Lines of data

● ● ● ●

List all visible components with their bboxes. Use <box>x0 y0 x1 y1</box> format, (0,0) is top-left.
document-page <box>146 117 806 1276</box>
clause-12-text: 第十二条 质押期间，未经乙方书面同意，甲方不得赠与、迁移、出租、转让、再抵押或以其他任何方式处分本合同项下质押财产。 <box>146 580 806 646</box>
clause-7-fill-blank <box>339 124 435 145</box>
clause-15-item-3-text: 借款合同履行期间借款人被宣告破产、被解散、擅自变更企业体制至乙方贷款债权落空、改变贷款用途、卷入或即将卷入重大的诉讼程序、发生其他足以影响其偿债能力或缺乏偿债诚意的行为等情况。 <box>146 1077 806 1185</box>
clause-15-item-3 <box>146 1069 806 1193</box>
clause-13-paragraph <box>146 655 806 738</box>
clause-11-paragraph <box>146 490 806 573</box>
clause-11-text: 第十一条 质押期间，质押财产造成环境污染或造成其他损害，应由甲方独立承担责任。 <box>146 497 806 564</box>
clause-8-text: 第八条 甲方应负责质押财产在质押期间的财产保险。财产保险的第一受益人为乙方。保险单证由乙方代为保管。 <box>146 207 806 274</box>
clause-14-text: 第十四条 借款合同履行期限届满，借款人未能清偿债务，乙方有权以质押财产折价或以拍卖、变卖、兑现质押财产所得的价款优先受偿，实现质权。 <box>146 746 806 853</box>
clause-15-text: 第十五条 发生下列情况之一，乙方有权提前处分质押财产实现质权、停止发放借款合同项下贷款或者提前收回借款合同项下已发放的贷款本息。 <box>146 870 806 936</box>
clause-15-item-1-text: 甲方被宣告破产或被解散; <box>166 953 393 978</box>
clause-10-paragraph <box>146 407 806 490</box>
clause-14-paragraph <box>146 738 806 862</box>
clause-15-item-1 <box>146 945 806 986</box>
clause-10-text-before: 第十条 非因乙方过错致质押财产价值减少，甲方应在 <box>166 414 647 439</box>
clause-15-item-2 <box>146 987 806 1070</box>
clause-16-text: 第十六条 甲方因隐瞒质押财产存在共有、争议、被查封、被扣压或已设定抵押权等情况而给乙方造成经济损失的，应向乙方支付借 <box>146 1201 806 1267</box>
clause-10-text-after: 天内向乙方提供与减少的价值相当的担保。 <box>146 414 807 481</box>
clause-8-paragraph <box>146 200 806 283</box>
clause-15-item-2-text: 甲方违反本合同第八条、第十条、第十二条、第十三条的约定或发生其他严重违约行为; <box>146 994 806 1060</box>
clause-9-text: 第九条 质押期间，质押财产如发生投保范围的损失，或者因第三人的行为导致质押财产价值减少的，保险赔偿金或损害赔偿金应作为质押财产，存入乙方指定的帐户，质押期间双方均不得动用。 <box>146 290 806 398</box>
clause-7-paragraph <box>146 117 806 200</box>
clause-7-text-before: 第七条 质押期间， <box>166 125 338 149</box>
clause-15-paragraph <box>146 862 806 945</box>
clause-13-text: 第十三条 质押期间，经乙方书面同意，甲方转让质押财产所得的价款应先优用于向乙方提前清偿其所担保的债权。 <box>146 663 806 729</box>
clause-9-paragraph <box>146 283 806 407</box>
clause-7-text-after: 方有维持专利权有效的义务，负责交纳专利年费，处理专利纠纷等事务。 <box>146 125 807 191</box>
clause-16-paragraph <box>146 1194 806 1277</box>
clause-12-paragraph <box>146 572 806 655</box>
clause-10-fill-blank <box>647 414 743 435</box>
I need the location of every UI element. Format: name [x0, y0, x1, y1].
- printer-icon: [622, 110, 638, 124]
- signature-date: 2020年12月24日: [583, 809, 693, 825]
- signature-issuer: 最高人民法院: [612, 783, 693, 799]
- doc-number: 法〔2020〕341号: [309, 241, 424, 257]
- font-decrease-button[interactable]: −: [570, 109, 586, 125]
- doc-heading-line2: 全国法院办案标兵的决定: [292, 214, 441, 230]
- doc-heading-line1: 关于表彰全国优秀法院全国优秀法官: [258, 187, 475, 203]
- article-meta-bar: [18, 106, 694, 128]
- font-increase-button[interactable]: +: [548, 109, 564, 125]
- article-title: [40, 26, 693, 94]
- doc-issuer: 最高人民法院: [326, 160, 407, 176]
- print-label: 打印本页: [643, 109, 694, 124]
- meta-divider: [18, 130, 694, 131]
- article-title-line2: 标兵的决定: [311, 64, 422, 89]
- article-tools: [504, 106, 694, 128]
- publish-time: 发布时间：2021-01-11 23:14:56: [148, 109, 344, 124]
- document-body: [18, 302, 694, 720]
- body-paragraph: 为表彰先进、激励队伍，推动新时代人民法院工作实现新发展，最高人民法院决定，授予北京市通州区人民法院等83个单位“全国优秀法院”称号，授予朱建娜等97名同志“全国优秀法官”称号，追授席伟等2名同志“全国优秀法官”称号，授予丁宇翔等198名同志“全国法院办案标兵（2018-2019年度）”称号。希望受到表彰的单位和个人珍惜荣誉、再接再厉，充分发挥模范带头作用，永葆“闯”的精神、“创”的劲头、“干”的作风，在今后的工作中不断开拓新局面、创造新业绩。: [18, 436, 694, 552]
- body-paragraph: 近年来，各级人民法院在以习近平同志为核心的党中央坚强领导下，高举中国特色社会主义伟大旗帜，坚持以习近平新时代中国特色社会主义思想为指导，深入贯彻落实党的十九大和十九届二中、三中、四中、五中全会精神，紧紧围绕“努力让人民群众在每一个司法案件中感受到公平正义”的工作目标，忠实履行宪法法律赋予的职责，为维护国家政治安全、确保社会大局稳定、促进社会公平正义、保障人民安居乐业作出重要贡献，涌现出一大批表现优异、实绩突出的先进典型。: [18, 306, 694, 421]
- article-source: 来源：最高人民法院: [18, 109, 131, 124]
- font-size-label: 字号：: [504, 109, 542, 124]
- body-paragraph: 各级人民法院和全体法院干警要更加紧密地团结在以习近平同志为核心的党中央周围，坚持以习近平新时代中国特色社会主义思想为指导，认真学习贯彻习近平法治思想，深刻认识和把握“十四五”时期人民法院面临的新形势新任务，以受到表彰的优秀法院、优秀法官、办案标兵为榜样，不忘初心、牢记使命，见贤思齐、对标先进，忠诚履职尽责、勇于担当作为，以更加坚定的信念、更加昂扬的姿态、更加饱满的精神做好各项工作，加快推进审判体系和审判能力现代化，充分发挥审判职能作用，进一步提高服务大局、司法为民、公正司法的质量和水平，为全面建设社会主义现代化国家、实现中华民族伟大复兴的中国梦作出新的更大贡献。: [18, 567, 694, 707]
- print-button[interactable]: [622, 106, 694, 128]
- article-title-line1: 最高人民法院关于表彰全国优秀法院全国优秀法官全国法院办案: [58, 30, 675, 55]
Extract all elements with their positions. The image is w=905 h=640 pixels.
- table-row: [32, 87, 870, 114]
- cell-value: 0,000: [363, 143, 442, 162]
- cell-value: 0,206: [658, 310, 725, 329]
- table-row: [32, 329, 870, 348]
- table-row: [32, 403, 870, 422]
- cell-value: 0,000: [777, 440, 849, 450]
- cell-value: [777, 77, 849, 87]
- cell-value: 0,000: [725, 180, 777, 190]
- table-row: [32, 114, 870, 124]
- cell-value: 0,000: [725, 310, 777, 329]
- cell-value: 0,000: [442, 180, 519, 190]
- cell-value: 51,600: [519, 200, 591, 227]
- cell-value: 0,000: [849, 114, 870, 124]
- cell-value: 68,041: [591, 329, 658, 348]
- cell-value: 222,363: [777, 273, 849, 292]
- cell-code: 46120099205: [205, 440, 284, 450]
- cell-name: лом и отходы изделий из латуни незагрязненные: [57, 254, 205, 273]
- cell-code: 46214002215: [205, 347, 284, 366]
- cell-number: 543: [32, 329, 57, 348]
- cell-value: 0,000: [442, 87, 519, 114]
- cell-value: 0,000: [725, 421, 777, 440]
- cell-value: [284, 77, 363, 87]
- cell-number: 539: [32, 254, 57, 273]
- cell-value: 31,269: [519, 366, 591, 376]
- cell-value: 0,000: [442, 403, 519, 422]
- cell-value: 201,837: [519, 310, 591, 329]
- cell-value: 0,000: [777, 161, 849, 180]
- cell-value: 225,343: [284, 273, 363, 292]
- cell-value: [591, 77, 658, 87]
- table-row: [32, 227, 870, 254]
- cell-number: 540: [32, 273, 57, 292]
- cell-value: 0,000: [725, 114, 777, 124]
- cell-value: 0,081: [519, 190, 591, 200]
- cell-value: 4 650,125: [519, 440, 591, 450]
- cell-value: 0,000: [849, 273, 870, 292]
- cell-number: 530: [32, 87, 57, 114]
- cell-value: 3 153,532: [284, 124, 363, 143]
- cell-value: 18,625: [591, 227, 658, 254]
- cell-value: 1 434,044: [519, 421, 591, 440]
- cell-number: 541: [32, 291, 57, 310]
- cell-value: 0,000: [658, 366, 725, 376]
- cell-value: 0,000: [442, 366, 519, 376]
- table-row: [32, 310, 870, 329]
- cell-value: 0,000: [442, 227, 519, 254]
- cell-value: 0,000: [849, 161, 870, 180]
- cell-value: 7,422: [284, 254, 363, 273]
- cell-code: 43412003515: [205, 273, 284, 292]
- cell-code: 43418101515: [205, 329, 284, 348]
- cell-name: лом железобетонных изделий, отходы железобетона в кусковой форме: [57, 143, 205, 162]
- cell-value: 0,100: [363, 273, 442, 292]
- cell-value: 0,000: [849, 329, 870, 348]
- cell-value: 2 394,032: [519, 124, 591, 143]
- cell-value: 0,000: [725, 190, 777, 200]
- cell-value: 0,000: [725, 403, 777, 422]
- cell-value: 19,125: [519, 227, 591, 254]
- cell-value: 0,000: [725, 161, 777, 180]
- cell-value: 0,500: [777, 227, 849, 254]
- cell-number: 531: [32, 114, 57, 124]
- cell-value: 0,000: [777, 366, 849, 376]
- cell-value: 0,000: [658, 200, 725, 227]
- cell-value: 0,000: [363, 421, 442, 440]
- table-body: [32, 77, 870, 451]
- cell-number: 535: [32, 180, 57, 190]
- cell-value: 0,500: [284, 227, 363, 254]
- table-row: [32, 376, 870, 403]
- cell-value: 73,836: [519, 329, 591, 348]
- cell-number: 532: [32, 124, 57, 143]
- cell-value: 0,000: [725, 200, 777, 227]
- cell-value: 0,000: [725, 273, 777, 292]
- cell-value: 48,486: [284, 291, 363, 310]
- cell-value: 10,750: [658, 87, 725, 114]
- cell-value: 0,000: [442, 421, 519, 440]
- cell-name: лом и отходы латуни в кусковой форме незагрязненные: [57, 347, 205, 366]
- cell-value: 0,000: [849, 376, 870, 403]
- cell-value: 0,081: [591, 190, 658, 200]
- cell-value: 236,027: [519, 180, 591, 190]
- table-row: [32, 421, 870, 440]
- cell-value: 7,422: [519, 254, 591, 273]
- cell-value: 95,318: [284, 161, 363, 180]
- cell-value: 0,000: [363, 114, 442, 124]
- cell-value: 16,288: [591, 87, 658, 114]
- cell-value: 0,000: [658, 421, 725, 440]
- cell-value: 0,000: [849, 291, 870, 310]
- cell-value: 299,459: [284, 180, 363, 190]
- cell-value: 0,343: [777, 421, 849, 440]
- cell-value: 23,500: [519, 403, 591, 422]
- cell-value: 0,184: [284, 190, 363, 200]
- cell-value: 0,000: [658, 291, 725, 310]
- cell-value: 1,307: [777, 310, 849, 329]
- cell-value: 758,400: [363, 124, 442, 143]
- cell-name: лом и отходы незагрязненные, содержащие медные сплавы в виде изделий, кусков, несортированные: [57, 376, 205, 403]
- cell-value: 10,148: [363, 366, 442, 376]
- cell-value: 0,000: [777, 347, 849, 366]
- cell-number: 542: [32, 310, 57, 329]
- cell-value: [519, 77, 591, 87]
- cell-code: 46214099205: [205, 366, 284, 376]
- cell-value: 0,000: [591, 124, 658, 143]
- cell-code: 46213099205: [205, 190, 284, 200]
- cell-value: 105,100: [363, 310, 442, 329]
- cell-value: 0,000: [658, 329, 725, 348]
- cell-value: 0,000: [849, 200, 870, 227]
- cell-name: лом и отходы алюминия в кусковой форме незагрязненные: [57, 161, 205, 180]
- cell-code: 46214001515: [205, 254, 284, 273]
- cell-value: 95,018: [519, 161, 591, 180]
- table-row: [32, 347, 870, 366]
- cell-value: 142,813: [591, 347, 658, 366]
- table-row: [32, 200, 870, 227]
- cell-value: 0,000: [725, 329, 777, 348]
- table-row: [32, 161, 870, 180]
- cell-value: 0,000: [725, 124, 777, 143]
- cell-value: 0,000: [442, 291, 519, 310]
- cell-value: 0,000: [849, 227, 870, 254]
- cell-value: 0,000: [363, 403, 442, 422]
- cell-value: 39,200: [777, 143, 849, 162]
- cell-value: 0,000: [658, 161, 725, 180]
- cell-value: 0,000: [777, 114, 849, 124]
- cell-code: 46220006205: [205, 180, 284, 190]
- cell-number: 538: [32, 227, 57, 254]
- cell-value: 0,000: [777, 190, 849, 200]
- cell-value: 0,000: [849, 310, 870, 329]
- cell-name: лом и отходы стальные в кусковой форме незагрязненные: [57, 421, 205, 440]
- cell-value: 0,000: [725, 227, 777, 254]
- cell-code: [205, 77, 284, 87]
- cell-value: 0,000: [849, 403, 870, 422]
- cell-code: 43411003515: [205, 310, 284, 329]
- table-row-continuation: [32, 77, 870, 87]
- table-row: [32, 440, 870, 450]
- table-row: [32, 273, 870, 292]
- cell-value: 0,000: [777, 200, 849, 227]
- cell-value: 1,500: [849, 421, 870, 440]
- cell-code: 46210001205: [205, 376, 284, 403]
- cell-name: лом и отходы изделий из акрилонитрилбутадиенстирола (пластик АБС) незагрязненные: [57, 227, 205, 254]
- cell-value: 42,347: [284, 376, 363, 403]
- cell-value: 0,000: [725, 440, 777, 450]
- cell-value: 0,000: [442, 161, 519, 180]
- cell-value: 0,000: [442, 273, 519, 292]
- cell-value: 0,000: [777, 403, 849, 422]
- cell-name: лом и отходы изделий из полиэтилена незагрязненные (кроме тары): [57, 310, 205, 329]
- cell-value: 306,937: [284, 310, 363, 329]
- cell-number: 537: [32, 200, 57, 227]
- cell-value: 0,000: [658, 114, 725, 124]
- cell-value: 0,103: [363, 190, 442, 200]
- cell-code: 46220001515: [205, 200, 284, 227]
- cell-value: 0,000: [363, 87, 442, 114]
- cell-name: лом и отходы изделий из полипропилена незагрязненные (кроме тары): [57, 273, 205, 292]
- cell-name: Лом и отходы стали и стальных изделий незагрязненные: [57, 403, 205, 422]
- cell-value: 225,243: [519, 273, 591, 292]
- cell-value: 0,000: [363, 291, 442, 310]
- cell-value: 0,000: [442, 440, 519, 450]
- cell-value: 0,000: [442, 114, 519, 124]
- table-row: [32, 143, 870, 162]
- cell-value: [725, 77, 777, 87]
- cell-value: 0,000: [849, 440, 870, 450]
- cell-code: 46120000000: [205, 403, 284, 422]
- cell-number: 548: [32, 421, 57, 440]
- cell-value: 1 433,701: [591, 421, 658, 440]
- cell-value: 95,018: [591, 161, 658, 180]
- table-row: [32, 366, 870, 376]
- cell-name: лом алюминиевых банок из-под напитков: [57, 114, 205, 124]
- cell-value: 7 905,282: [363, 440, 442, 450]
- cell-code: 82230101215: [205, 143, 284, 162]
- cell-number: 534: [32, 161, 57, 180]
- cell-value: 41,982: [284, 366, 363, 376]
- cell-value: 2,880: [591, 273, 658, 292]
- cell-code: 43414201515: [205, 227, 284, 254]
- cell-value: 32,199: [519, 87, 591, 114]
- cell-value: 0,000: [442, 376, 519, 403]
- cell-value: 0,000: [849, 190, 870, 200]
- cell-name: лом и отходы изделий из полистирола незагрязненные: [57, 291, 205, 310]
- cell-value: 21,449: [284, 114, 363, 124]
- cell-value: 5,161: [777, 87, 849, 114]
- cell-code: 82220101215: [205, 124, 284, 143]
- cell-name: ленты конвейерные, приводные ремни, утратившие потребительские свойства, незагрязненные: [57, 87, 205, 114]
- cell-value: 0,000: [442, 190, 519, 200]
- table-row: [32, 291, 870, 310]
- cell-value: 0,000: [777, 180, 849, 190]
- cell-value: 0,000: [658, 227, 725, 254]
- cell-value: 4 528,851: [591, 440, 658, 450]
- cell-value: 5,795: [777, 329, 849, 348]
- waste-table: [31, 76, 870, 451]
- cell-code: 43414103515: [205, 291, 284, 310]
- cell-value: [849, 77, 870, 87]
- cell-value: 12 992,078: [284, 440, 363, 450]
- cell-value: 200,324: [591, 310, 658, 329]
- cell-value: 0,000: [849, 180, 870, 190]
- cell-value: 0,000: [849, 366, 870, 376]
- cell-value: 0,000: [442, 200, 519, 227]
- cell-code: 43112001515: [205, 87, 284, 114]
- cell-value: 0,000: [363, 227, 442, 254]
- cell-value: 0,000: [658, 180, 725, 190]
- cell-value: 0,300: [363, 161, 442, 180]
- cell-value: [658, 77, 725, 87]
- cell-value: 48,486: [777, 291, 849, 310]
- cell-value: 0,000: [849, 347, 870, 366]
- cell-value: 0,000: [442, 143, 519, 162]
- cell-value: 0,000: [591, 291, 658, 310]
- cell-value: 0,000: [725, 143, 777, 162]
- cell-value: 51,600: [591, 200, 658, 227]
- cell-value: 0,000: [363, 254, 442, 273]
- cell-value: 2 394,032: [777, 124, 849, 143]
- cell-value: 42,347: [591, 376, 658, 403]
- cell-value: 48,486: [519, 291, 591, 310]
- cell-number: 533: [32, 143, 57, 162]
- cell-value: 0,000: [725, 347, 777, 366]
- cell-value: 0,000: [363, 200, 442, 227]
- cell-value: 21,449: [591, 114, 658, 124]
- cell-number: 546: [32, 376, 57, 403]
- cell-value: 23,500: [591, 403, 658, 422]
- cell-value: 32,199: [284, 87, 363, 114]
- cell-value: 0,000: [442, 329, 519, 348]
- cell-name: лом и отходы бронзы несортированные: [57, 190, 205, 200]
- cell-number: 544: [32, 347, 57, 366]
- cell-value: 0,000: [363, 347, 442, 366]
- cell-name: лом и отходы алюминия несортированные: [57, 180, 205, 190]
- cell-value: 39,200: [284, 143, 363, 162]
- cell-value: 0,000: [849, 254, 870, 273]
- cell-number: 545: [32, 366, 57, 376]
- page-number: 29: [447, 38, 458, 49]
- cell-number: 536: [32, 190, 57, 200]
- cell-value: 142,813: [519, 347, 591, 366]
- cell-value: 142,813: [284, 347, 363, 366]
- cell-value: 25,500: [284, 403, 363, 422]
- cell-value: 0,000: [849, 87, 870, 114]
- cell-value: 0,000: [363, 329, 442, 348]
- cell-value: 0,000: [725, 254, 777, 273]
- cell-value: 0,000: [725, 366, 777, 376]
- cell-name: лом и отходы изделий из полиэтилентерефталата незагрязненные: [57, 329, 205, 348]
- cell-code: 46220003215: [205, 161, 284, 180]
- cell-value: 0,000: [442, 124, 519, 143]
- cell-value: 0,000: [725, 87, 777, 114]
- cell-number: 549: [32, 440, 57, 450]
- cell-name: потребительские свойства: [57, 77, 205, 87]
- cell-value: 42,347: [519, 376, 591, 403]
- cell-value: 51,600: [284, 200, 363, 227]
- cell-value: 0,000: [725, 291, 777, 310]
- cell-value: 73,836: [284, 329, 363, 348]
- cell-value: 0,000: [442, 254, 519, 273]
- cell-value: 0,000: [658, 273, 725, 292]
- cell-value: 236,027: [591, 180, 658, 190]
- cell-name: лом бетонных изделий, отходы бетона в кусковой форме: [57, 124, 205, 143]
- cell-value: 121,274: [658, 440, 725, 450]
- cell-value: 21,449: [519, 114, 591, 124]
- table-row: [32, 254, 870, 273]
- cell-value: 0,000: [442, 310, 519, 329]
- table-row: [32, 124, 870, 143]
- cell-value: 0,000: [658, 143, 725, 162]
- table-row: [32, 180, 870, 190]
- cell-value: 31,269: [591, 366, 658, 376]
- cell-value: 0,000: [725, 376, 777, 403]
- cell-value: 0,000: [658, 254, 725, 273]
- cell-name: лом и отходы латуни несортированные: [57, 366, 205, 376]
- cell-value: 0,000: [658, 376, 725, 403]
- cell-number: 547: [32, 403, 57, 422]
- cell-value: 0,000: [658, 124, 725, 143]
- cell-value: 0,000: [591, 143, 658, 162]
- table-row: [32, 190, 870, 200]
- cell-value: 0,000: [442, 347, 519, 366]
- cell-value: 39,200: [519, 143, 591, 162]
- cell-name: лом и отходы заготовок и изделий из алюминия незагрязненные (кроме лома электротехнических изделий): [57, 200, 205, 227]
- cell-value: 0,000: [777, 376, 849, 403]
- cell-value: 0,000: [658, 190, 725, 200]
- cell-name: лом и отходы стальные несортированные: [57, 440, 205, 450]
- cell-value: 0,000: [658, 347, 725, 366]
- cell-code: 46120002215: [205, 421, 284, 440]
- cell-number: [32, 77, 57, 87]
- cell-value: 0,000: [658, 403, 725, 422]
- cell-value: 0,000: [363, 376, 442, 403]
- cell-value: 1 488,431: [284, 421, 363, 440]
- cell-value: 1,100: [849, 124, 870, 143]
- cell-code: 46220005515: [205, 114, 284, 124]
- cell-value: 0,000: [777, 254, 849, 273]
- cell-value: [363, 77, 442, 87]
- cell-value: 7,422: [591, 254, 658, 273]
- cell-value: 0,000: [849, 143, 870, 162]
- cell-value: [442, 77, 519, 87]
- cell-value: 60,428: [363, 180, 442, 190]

● ● ● ●

#### [WRITTEN EXERCISE]
Write out the data from its first line through the line containing "clause-16-paragraph <box>146 1194", changing "fill-blank" to "blank-field" and leaving everything else the same.

#### [FULL SOLUTION]
List all visible components with their bboxes. Use <box>x0 y0 x1 y1</box> format, (0,0) is top-left.
document-page <box>146 117 806 1276</box>
clause-12-text: 第十二条 质押期间，未经乙方书面同意，甲方不得赠与、迁移、出租、转让、再抵押或以其他任何方式处分本合同项下质押财产。 <box>146 580 806 646</box>
clause-7-blank-field <box>339 124 435 145</box>
clause-15-item-3-text: 借款合同履行期间借款人被宣告破产、被解散、擅自变更企业体制至乙方贷款债权落空、改变贷款用途、卷入或即将卷入重大的诉讼程序、发生其他足以影响其偿债能力或缺乏偿债诚意的行为等情况。 <box>146 1077 806 1185</box>
clause-15-item-3 <box>146 1069 806 1193</box>
clause-13-paragraph <box>146 655 806 738</box>
clause-11-paragraph <box>146 490 806 573</box>
clause-11-text: 第十一条 质押期间，质押财产造成环境污染或造成其他损害，应由甲方独立承担责任。 <box>146 497 806 564</box>
clause-8-text: 第八条 甲方应负责质押财产在质押期间的财产保险。财产保险的第一受益人为乙方。保险单证由乙方代为保管。 <box>146 207 806 274</box>
clause-14-text: 第十四条 借款合同履行期限届满，借款人未能清偿债务，乙方有权以质押财产折价或以拍卖、变卖、兑现质押财产所得的价款优先受偿，实现质权。 <box>146 746 806 853</box>
clause-15-text: 第十五条 发生下列情况之一，乙方有权提前处分质押财产实现质权、停止发放借款合同项下贷款或者提前收回借款合同项下已发放的贷款本息。 <box>146 870 806 936</box>
clause-15-item-1-text: 甲方被宣告破产或被解散; <box>166 953 393 978</box>
clause-10-paragraph <box>146 407 806 490</box>
clause-14-paragraph <box>146 738 806 862</box>
clause-15-item-1 <box>146 945 806 986</box>
clause-10-text-before: 第十条 非因乙方过错致质押财产价值减少，甲方应在 <box>166 414 647 439</box>
clause-15-item-2 <box>146 987 806 1070</box>
clause-16-text: 第十六条 甲方因隐瞒质押财产存在共有、争议、被查封、被扣压或已设定抵押权等情况而给乙方造成经济损失的，应向乙方支付借 <box>146 1201 806 1267</box>
clause-10-text-after: 天内向乙方提供与减少的价值相当的担保。 <box>146 414 807 481</box>
clause-8-paragraph <box>146 200 806 283</box>
clause-15-item-2-text: 甲方违反本合同第八条、第十条、第十二条、第十三条的约定或发生其他严重违约行为; <box>146 994 806 1060</box>
clause-9-text: 第九条 质押期间，质押财产如发生投保范围的损失，或者因第三人的行为导致质押财产价值减少的，保险赔偿金或损害赔偿金应作为质押财产，存入乙方指定的帐户，质押期间双方均不得动用。 <box>146 290 806 398</box>
clause-7-paragraph <box>146 117 806 200</box>
clause-7-text-before: 第七条 质押期间， <box>166 125 338 149</box>
clause-15-paragraph <box>146 862 806 945</box>
clause-13-text: 第十三条 质押期间，经乙方书面同意，甲方转让质押财产所得的价款应先优用于向乙方提前清偿其所担保的债权。 <box>146 663 806 729</box>
clause-9-paragraph <box>146 283 806 407</box>
clause-7-text-after: 方有维持专利权有效的义务，负责交纳专利年费，处理专利纠纷等事务。 <box>146 125 807 191</box>
clause-16-paragraph <box>146 1194 806 1277</box>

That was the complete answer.